** start LISTING **

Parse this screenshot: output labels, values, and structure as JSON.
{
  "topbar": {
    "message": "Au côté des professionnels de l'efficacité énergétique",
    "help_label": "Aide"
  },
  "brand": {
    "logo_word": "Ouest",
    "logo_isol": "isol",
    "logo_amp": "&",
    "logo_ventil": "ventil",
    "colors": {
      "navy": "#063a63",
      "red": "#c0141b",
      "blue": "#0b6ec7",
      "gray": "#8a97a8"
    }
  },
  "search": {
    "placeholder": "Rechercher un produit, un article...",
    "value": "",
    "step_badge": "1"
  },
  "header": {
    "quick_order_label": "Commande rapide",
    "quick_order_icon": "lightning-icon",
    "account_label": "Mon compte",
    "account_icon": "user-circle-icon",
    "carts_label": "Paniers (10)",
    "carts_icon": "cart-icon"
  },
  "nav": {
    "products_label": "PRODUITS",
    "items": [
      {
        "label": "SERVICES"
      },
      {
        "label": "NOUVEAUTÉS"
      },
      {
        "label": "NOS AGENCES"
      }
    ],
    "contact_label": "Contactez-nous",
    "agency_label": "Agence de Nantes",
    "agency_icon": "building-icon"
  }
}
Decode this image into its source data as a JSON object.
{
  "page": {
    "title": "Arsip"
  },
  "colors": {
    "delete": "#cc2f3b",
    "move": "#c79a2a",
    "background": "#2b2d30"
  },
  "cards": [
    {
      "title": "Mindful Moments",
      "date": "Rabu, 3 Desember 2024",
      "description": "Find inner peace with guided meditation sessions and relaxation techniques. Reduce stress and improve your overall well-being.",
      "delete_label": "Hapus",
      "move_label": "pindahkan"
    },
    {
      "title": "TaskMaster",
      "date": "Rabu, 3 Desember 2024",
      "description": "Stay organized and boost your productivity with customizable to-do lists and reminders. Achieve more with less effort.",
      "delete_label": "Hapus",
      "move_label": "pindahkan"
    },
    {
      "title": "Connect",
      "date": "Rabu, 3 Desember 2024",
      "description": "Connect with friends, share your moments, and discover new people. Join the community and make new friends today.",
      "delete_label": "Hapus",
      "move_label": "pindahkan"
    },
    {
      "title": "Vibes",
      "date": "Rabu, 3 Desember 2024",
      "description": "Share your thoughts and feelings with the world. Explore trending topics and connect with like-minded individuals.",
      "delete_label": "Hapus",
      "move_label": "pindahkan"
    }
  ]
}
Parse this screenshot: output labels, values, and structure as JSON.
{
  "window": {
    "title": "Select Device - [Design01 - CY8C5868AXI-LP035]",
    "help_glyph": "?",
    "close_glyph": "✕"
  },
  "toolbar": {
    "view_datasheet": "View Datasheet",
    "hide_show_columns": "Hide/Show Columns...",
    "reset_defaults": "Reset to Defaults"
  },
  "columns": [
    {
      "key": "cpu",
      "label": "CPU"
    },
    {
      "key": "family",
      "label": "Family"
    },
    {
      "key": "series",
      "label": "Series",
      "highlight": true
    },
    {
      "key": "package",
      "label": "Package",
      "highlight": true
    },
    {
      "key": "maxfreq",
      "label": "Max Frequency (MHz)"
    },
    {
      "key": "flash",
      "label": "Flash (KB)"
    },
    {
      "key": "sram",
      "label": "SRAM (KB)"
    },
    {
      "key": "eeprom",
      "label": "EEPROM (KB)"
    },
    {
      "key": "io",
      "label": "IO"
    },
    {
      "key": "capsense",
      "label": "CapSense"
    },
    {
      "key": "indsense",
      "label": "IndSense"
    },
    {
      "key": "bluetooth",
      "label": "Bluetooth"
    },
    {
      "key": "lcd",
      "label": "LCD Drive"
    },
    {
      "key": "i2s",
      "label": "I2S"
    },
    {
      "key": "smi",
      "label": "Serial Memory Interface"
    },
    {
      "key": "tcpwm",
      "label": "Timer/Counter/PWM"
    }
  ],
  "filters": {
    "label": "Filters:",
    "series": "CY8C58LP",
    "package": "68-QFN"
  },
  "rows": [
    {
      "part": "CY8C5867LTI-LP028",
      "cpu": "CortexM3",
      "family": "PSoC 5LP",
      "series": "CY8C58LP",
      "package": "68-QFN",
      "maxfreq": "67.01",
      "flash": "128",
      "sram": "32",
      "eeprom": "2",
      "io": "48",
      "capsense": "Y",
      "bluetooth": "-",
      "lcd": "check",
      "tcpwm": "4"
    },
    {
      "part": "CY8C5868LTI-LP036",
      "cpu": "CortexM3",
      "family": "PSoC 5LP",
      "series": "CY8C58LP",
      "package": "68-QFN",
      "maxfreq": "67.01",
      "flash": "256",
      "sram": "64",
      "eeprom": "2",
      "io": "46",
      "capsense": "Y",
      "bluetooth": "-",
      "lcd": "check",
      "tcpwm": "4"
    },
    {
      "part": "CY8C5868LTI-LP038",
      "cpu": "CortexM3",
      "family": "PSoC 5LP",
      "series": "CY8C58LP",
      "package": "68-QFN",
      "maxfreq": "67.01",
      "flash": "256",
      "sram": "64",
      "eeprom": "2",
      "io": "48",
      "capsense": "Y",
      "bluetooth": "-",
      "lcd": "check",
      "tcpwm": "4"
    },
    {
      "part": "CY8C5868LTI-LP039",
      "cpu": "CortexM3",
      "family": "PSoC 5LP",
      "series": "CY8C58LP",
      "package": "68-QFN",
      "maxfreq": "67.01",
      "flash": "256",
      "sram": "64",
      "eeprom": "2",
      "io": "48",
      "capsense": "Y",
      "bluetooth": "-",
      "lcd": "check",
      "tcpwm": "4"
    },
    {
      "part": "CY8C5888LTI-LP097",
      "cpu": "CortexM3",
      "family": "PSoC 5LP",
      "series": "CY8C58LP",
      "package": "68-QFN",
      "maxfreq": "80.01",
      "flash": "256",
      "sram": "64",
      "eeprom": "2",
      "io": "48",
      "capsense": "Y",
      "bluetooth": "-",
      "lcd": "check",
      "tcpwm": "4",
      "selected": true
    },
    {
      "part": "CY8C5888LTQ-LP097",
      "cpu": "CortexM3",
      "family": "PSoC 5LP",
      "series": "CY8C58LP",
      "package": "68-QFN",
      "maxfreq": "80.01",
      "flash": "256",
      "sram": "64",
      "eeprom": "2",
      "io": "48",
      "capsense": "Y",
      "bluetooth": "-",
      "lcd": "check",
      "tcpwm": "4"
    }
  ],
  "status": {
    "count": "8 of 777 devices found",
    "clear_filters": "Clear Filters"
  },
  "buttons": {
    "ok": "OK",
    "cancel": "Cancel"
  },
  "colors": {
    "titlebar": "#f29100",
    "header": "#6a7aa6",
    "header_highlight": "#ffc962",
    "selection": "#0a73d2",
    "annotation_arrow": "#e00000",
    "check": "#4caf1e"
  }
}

** end LISTING **

- _DO THIS_: Copy out every line of the data above, exactly as given.

- _TASK ANSWER_:
Parse this screenshot: output labels, values, and structure as JSON.
{
  "topbar": {
    "message": "Au côté des professionnels de l'efficacité énergétique",
    "help_label": "Aide"
  },
  "brand": {
    "logo_word": "Ouest",
    "logo_isol": "isol",
    "logo_amp": "&",
    "logo_ventil": "ventil",
    "colors": {
      "navy": "#063a63",
      "red": "#c0141b",
      "blue": "#0b6ec7",
      "gray": "#8a97a8"
    }
  },
  "search": {
    "placeholder": "Rechercher un produit, un article...",
    "value": "",
    "step_badge": "1"
  },
  "header": {
    "quick_order_label": "Commande rapide",
    "quick_order_icon": "lightning-icon",
    "account_label": "Mon compte",
    "account_icon": "user-circle-icon",
    "carts_label": "Paniers (10)",
    "carts_icon": "cart-icon"
  },
  "nav": {
    "products_label": "PRODUITS",
    "items": [
      {
        "label": "SERVICES"
      },
      {
        "label": "NOUVEAUTÉS"
      },
      {
        "label": "NOS AGENCES"
      }
    ],
    "contact_label": "Contactez-nous",
    "agency_label": "Agence de Nantes",
    "agency_icon": "building-icon"
  }
}
Decode this image into its source data as a JSON object.
{
  "page": {
    "title": "Arsip"
  },
  "colors": {
    "delete": "#cc2f3b",
    "move": "#c79a2a",
    "background": "#2b2d30"
  },
  "cards": [
    {
      "title": "Mindful Moments",
      "date": "Rabu, 3 Desember 2024",
      "description": "Find inner peace with guided meditation sessions and relaxation techniques. Reduce stress and improve your overall well-being.",
      "delete_label": "Hapus",
      "move_label": "pindahkan"
    },
    {
      "title": "TaskMaster",
      "date": "Rabu, 3 Desember 2024",
      "description": "Stay organized and boost your productivity with customizable to-do lists and reminders. Achieve more with less effort.",
      "delete_label": "Hapus",
      "move_label": "pindahkan"
    },
    {
      "title": "Connect",
      "date": "Rabu, 3 Desember 2024",
      "description": "Connect with friends, share your moments, and discover new people. Join the community and make new friends today.",
      "delete_label": "Hapus",
      "move_label": "pindahkan"
    },
    {
      "title": "Vibes",
      "date": "Rabu, 3 Desember 2024",
      "description": "Share your thoughts and feelings with the world. Explore trending topics and connect with like-minded individuals.",
      "delete_label": "Hapus",
      "move_label": "pindahkan"
    }
  ]
}
Parse this screenshot: output labels, values, and structure as JSON.
{
  "window": {
    "title": "Select Device - [Design01 - CY8C5868AXI-LP035]",
    "help_glyph": "?",
    "close_glyph": "✕"
  },
  "toolbar": {
    "view_datasheet": "View Datasheet",
    "hide_show_columns": "Hide/Show Columns...",
    "reset_defaults": "Reset to Defaults"
  },
  "columns": [
    {
      "key": "cpu",
      "label": "CPU"
    },
    {
      "key": "family",
      "label": "Family"
    },
    {
      "key": "series",
      "label": "Series",
      "highlight": true
    },
    {
      "key": "package",
      "label": "Package",
      "highlight": true
    },
    {
      "key": "maxfreq",
      "label": "Max Frequency (MHz)"
    },
    {
      "key": "flash",
      "label": "Flash (KB)"
    },
    {
      "key": "sram",
      "label": "SRAM (KB)"
    },
    {
      "key": "eeprom",
      "label": "EEPROM (KB)"
    },
    {
      "key": "io",
      "label": "IO"
    },
    {
      "key": "capsense",
      "label": "CapSense"
    },
    {
      "key": "indsense",
      "label": "IndSense"
    },
    {
      "key": "bluetooth",
      "label": "Bluetooth"
    },
    {
      "key": "lcd",
      "label": "LCD Drive"
    },
    {
      "key": "i2s",
      "label": "I2S"
    },
    {
      "key": "smi",
      "label": "Serial Memory Interface"
    },
    {
      "key": "tcpwm",
      "label": "Timer/Counter/PWM"
    }
  ],
  "filters": {
    "label": "Filters:",
    "series": "CY8C58LP",
    "package": "68-QFN"
  },
  "rows": [
    {
      "part": "CY8C5867LTI-LP028",
      "cpu": "CortexM3",
      "family": "PSoC 5LP",
      "series": "CY8C58LP",
      "package": "68-QFN",
      "maxfreq": "67.01",
      "flash": "128",
      "sram": "32",
      "eeprom": "2",
      "io": "48",
      "capsense": "Y",
      "bluetooth": "-",
      "lcd": "check",
      "tcpwm": "4"
    },
    {
      "part": "CY8C5868LTI-LP036",
      "cpu": "CortexM3",
      "family": "PSoC 5LP",
      "series": "CY8C58LP",
      "package": "68-QFN",
      "maxfreq": "67.01",
      "flash": "256",
      "sram": "64",
      "eeprom": "2",
      "io": "46",
      "capsense": "Y",
      "bluetooth": "-",
      "lcd": "check",
      "tcpwm": "4"
    },
    {
      "part": "CY8C5868LTI-LP038",
      "cpu": "CortexM3",
      "family": "PSoC 5LP",
      "series": "CY8C58LP",
      "package": "68-QFN",
      "maxfreq": "67.01",
      "flash": "256",
      "sram": "64",
      "eeprom": "2",
      "io": "48",
      "capsense": "Y",
      "bluetooth": "-",
      "lcd": "check",
      "tcpwm": "4"
    },
    {
      "part": "CY8C5868LTI-LP039",
      "cpu": "CortexM3",
      "family": "PSoC 5LP",
      "series": "CY8C58LP",
      "package": "68-QFN",
      "maxfreq": "67.01",
      "flash": "256",
      "sram": "64",
      "eeprom": "2",
      "io": "48",
      "capsense": "Y",
      "bluetooth": "-",
      "lcd": "check",
      "tcpwm": "4"
    },
    {
      "part": "CY8C5888LTI-LP097",
      "cpu": "CortexM3",
      "family": "PSoC 5LP",
      "series": "CY8C58LP",
      "package": "68-QFN",
      "maxfreq": "80.01",
      "flash": "256",
      "sram": "64",
      "eeprom": "2",
      "io": "48",
      "capsense": "Y",
      "bluetooth": "-",
      "lcd": "check",
      "tcpwm": "4",
      "selected": true
    },
    {
      "part": "CY8C5888LTQ-LP097",
      "cpu": "CortexM3",
      "family": "PSoC 5LP",
      "series": "CY8C58LP",
      "package": "68-QFN",
      "maxfreq": "80.01",
      "flash": "256",
      "sram": "64",
      "eeprom": "2",
      "io": "48",
      "capsense": "Y",
      "bluetooth": "-",
      "lcd": "check",
      "tcpwm": "4"
    }
  ],
  "status": {
    "count": "8 of 777 devices found",
    "clear_filters": "Clear Filters"
  },
  "buttons": {
    "ok": "OK",
    "cancel": "Cancel"
  },
  "colors": {
    "titlebar": "#f29100",
    "header": "#6a7aa6",
    "header_highlight": "#ffc962",
    "selection": "#0a73d2",
    "annotation_arrow": "#e00000",
    "check": "#4caf1e"
  }
}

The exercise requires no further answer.